(Stored data)
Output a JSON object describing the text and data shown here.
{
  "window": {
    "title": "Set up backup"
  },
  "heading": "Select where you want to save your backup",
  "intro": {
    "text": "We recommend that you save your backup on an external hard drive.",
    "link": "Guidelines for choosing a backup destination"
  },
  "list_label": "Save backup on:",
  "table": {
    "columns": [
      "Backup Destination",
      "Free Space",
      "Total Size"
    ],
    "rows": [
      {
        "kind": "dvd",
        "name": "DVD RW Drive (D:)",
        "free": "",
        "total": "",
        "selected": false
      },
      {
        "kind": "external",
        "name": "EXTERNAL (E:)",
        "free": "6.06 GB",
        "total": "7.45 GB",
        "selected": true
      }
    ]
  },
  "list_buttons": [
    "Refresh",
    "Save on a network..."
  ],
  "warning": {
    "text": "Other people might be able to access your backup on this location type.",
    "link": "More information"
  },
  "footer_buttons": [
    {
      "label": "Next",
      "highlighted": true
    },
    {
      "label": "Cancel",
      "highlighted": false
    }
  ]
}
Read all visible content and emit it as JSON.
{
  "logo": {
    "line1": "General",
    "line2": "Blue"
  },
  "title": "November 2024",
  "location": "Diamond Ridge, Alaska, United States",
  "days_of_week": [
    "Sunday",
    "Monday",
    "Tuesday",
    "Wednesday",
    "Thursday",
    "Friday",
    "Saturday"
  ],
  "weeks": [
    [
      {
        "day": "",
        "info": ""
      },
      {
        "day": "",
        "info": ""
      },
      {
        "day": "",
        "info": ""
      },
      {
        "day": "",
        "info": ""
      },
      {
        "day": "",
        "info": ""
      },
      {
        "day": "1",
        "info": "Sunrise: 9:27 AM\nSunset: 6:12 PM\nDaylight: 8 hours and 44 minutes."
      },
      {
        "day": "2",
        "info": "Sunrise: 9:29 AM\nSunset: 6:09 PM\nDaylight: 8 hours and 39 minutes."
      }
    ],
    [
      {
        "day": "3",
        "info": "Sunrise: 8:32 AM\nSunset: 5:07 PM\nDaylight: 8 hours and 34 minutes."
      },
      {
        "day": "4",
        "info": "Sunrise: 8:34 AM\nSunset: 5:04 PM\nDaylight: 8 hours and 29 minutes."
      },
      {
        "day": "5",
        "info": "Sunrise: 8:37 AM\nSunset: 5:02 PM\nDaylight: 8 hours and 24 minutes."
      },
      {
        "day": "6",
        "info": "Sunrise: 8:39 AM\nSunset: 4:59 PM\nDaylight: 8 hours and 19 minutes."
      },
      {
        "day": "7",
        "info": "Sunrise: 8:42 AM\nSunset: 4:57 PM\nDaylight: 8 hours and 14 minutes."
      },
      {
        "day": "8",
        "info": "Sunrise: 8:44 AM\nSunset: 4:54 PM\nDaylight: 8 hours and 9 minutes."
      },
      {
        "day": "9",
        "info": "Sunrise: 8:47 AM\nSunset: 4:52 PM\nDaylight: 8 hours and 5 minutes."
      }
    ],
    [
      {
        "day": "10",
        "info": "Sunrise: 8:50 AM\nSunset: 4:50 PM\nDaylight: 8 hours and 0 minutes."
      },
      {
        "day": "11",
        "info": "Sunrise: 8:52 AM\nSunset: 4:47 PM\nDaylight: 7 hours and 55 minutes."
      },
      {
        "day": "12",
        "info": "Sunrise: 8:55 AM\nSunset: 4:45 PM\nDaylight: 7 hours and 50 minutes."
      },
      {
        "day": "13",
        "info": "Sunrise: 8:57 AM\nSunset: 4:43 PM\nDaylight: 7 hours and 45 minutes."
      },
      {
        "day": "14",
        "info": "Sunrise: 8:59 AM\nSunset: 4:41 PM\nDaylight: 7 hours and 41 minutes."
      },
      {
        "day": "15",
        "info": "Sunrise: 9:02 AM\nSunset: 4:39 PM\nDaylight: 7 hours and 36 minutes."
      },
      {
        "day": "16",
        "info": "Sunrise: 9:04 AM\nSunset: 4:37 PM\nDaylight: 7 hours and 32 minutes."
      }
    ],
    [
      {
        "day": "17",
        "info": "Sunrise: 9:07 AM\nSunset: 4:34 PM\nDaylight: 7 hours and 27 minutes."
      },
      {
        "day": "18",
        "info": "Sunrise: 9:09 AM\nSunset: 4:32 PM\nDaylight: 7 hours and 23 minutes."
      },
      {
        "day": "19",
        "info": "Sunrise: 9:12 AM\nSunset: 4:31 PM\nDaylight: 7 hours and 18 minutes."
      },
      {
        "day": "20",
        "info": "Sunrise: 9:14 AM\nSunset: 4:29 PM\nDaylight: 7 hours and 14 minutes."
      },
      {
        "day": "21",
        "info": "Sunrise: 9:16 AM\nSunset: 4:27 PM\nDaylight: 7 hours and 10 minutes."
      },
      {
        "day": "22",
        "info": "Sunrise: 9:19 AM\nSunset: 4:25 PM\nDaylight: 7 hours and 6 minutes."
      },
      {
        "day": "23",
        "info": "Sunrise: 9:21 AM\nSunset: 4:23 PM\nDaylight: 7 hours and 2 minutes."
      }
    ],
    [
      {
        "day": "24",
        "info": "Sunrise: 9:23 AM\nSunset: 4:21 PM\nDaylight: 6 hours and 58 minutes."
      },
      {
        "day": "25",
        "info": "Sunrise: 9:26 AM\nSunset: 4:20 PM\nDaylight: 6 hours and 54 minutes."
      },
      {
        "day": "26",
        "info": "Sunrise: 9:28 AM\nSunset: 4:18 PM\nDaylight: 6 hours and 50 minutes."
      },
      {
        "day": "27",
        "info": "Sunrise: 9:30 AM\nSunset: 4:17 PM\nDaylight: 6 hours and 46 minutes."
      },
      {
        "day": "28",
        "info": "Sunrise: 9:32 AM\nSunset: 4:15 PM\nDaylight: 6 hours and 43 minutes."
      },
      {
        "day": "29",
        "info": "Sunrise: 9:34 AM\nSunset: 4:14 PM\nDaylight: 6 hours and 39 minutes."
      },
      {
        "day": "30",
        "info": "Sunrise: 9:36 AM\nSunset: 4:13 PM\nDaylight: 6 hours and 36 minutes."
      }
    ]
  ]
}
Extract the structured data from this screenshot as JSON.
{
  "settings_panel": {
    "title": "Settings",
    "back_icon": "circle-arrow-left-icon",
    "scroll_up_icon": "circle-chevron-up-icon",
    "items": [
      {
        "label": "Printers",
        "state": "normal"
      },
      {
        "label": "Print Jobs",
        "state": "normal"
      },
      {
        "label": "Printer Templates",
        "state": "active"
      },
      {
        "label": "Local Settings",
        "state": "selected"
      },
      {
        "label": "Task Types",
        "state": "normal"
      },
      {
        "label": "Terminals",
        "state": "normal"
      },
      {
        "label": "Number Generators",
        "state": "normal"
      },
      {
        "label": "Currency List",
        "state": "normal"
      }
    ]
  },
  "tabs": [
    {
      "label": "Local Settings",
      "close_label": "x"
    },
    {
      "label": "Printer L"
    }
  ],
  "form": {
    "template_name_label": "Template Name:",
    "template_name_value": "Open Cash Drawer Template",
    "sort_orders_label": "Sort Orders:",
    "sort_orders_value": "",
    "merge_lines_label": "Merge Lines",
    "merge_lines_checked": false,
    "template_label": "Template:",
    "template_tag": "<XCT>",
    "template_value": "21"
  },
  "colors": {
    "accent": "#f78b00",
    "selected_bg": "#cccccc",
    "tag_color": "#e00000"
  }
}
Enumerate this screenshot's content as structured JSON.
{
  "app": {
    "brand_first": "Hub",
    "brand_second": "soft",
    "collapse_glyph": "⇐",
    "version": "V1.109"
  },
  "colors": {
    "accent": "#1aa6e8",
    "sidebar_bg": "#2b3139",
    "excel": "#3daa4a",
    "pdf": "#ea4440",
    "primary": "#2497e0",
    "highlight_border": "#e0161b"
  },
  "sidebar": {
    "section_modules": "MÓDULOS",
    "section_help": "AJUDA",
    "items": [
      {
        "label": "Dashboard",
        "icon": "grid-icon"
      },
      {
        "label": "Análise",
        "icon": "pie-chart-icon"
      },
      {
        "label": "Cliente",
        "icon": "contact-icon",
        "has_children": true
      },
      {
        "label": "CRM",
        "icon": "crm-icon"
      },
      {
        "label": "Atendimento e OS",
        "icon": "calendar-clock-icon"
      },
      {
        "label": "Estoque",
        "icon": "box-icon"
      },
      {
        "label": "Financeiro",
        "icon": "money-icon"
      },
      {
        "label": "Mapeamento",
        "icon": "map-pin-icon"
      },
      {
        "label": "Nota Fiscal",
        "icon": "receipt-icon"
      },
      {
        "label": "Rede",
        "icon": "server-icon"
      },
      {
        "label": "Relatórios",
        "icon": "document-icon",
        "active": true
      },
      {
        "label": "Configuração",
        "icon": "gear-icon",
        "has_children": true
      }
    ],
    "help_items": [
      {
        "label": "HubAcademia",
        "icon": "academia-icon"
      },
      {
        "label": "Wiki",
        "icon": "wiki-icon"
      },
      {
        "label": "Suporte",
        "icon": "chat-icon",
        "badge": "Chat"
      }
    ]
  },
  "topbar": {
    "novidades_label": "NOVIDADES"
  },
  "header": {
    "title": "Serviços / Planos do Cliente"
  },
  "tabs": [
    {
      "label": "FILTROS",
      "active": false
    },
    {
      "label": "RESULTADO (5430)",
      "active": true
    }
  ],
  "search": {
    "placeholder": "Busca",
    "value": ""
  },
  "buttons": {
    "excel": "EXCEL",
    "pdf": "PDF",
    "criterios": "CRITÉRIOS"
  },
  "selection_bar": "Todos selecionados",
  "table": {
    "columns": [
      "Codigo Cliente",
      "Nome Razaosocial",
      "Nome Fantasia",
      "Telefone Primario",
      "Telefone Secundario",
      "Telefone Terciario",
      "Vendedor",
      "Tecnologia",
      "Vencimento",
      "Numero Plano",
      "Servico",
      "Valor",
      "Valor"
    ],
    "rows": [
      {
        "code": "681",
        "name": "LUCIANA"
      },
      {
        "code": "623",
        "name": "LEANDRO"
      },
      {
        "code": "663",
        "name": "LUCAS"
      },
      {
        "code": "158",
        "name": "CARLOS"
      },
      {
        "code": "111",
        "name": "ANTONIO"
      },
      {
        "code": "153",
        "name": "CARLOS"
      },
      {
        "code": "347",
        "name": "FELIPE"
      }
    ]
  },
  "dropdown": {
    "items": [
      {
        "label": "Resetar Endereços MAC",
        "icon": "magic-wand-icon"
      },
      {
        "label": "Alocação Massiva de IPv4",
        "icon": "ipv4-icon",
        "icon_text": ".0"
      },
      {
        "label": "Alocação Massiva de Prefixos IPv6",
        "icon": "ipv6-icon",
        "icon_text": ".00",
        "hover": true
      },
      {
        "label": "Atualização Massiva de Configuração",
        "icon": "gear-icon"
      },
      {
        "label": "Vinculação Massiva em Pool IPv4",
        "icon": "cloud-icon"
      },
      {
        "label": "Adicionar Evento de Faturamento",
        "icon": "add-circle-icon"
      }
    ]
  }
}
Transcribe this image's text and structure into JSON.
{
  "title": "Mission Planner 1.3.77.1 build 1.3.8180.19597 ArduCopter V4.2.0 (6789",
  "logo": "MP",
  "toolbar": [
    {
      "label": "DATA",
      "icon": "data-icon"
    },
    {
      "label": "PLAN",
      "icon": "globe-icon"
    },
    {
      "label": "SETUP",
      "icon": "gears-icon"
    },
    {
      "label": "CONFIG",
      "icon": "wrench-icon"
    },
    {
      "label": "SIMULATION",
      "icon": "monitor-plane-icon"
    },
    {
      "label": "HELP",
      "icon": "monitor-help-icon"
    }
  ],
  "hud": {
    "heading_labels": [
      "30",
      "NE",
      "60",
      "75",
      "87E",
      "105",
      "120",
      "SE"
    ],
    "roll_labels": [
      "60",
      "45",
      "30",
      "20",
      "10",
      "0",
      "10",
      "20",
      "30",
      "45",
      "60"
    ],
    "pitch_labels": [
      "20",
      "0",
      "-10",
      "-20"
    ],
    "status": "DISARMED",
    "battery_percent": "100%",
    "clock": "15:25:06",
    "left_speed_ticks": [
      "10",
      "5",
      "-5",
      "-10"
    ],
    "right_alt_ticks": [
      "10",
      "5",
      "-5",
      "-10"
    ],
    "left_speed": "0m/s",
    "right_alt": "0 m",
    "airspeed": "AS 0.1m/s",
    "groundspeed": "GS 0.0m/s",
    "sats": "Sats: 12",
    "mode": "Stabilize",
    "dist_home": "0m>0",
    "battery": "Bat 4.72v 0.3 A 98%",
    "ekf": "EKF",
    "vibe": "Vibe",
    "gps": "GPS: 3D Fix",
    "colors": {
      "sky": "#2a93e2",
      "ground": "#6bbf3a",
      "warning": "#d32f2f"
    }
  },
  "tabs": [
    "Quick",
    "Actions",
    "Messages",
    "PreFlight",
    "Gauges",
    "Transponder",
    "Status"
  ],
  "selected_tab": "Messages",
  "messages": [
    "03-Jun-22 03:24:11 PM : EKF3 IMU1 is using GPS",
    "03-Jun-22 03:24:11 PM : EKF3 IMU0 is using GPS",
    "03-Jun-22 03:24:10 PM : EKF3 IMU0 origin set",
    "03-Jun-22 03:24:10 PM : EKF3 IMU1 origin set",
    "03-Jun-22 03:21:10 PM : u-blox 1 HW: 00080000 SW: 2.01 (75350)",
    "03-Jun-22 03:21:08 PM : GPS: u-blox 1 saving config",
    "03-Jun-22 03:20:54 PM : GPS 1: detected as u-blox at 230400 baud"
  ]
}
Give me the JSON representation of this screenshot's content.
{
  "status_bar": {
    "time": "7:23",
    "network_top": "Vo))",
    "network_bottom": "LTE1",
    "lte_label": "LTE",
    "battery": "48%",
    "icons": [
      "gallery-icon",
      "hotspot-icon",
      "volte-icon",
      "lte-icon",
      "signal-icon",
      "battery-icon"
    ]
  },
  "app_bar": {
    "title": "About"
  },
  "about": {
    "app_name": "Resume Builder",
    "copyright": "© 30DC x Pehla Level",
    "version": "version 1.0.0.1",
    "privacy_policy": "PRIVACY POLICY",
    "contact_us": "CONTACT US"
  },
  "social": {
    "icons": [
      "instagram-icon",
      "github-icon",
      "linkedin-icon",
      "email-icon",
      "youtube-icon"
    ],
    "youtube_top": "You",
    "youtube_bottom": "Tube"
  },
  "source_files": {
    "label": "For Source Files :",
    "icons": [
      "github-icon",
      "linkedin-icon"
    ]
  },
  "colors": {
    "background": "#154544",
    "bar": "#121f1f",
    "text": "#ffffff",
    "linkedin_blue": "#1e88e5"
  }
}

Set problem:
Quote exactly the line containing "Give me the" and every later line through the end of the listing, and no other lines.

Task output:
Give me the JSON representation of this screenshot's content.
{
  "status_bar": {
    "time": "7:23",
    "network_top": "Vo))",
    "network_bottom": "LTE1",
    "lte_label": "LTE",
    "battery": "48%",
    "icons": [
      "gallery-icon",
      "hotspot-icon",
      "volte-icon",
      "lte-icon",
      "signal-icon",
      "battery-icon"
    ]
  },
  "app_bar": {
    "title": "About"
  },
  "about": {
    "app_name": "Resume Builder",
    "copyright": "© 30DC x Pehla Level",
    "version": "version 1.0.0.1",
    "privacy_policy": "PRIVACY POLICY",
    "contact_us": "CONTACT US"
  },
  "social": {
    "icons": [
      "instagram-icon",
      "github-icon",
      "linkedin-icon",
      "email-icon",
      "youtube-icon"
    ],
    "youtube_top": "You",
    "youtube_bottom": "Tube"
  },
  "source_files": {
    "label": "For Source Files :",
    "icons": [
      "github-icon",
      "linkedin-icon"
    ]
  },
  "colors": {
    "background": "#154544",
    "bar": "#121f1f",
    "text": "#ffffff",
    "linkedin_blue": "#1e88e5"
  }
}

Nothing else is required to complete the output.